* **Goal**: Write out the listing below in full and exactly, leaving out every picture.

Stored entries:
**********
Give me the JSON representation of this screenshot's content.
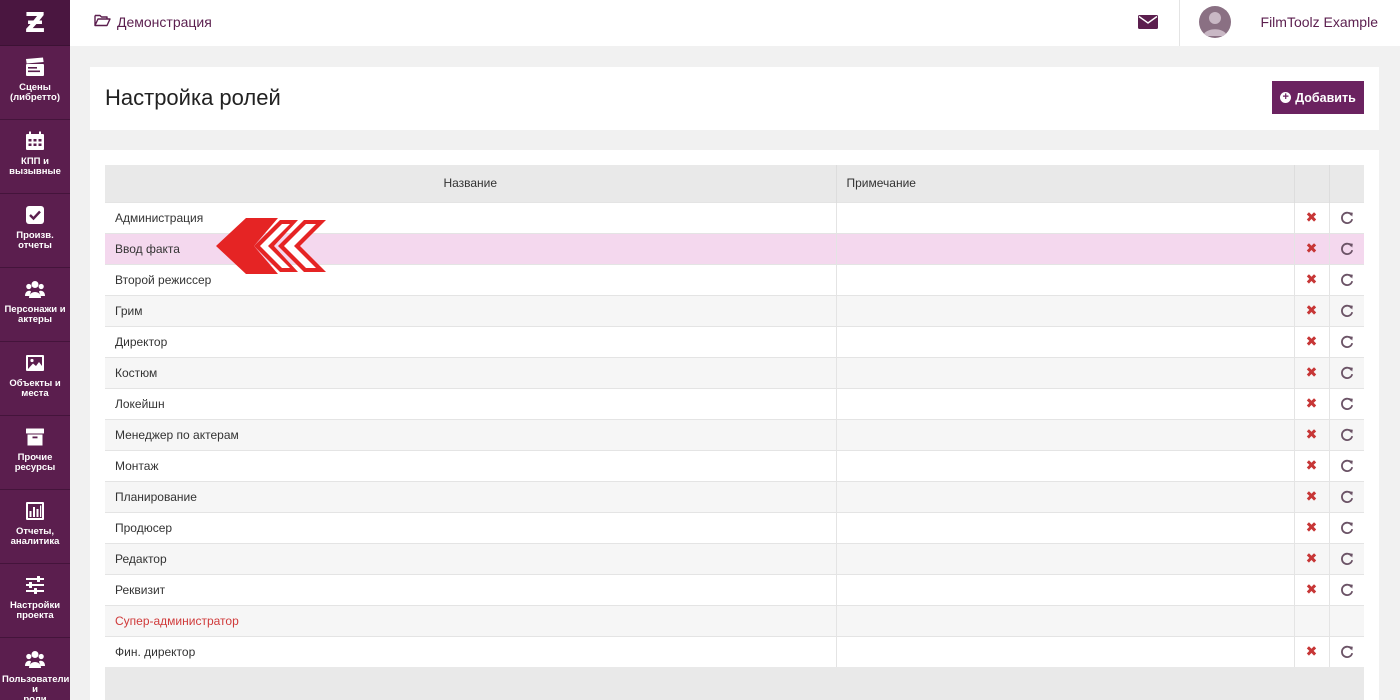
{
  "brand": {
    "logo_icon": "filmtoolz-z-logo"
  },
  "sidebar": {
    "items": [
      {
        "label": "Сцены\n(либретто)",
        "icon": "clapperboard-icon"
      },
      {
        "label": "КПП и\nвызывные",
        "icon": "calendar-icon"
      },
      {
        "label": "Произв.\nотчеты",
        "icon": "checkbox-icon"
      },
      {
        "label": "Персонажи и\nактеры",
        "icon": "users-icon"
      },
      {
        "label": "Объекты и\nместа",
        "icon": "image-icon"
      },
      {
        "label": "Прочие\nресурсы",
        "icon": "archive-icon"
      },
      {
        "label": "Отчеты,\nаналитика",
        "icon": "bar-chart-icon"
      },
      {
        "label": "Настройки\nпроекта",
        "icon": "sliders-icon"
      },
      {
        "label": "Пользователи и\nроли",
        "icon": "users-icon"
      }
    ]
  },
  "topbar": {
    "breadcrumb": "Демонстрация",
    "breadcrumb_icon": "folder-open-icon",
    "mail_icon": "envelope-icon",
    "user_name": "FilmToolz Example"
  },
  "page": {
    "title": "Настройка ролей",
    "add_button": "Добавить"
  },
  "table": {
    "columns": [
      "Название",
      "Примечание"
    ],
    "rows": [
      {
        "name": "Администрация",
        "note": "",
        "actions": true
      },
      {
        "name": "Ввод факта",
        "note": "",
        "actions": true,
        "highlighted": true
      },
      {
        "name": "Второй режиссер",
        "note": "",
        "actions": true
      },
      {
        "name": "Грим",
        "note": "",
        "actions": true
      },
      {
        "name": "Директор",
        "note": "",
        "actions": true
      },
      {
        "name": "Костюм",
        "note": "",
        "actions": true
      },
      {
        "name": "Локейшн",
        "note": "",
        "actions": true
      },
      {
        "name": "Менеджер по актерам",
        "note": "",
        "actions": true
      },
      {
        "name": "Монтаж",
        "note": "",
        "actions": true
      },
      {
        "name": "Планирование",
        "note": "",
        "actions": true
      },
      {
        "name": "Продюсер",
        "note": "",
        "actions": true
      },
      {
        "name": "Редактор",
        "note": "",
        "actions": true
      },
      {
        "name": "Реквизит",
        "note": "",
        "actions": true
      },
      {
        "name": "Супер-администратор",
        "note": "",
        "actions": false,
        "system": true
      },
      {
        "name": "Фин. директор",
        "note": "",
        "actions": true
      }
    ],
    "delete_icon": "close-icon",
    "reset_icon": "refresh-icon"
  },
  "colors": {
    "sidebar": "#5b1e4e",
    "accent": "#6b2260",
    "highlight_row": "#f4d8ee",
    "delete": "#c73636",
    "annotation_arrow": "#e52424"
  }
}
**********
* **Result**:
Give me the JSON representation of this screenshot's content.
{
  "brand": {
    "logo_icon": "filmtoolz-z-logo"
  },
  "sidebar": {
    "items": [
      {
        "label": "Сцены\n(либретто)",
        "icon": "clapperboard-icon"
      },
      {
        "label": "КПП и\nвызывные",
        "icon": "calendar-icon"
      },
      {
        "label": "Произв.\nотчеты",
        "icon": "checkbox-icon"
      },
      {
        "label": "Персонажи и\nактеры",
        "icon": "users-icon"
      },
      {
        "label": "Объекты и\nместа",
        "icon": "image-icon"
      },
      {
        "label": "Прочие\nресурсы",
        "icon": "archive-icon"
      },
      {
        "label": "Отчеты,\nаналитика",
        "icon": "bar-chart-icon"
      },
      {
        "label": "Настройки\nпроекта",
        "icon": "sliders-icon"
      },
      {
        "label": "Пользователи и\nроли",
        "icon": "users-icon"
      }
    ]
  },
  "topbar": {
    "breadcrumb": "Демонстрация",
    "breadcrumb_icon": "folder-open-icon",
    "mail_icon": "envelope-icon",
    "user_name": "FilmToolz Example"
  },
  "page": {
    "title": "Настройка ролей",
    "add_button": "Добавить"
  },
  "table": {
    "columns": [
      "Название",
      "Примечание"
    ],
    "rows": [
      {
        "name": "Администрация",
        "note": "",
        "actions": true
      },
      {
        "name": "Ввод факта",
        "note": "",
        "actions": true,
        "highlighted": true
      },
      {
        "name": "Второй режиссер",
        "note": "",
        "actions": true
      },
      {
        "name": "Грим",
        "note": "",
        "actions": true
      },
      {
        "name": "Директор",
        "note": "",
        "actions": true
      },
      {
        "name": "Костюм",
        "note": "",
        "actions": true
      },
      {
        "name": "Локейшн",
        "note": "",
        "actions": true
      },
      {
        "name": "Менеджер по актерам",
        "note": "",
        "actions": true
      },
      {
        "name": "Монтаж",
        "note": "",
        "actions": true
      },
      {
        "name": "Планирование",
        "note": "",
        "actions": true
      },
      {
        "name": "Продюсер",
        "note": "",
        "actions": true
      },
      {
        "name": "Редактор",
        "note": "",
        "actions": true
      },
      {
        "name": "Реквизит",
        "note": "",
        "actions": true
      },
      {
        "name": "Супер-администратор",
        "note": "",
        "actions": false,
        "system": true
      },
      {
        "name": "Фин. директор",
        "note": "",
        "actions": true
      }
    ],
    "delete_icon": "close-icon",
    "reset_icon": "refresh-icon"
  },
  "colors": {
    "sidebar": "#5b1e4e",
    "accent": "#6b2260",
    "highlight_row": "#f4d8ee",
    "delete": "#c73636",
    "annotation_arrow": "#e52424"
  }
}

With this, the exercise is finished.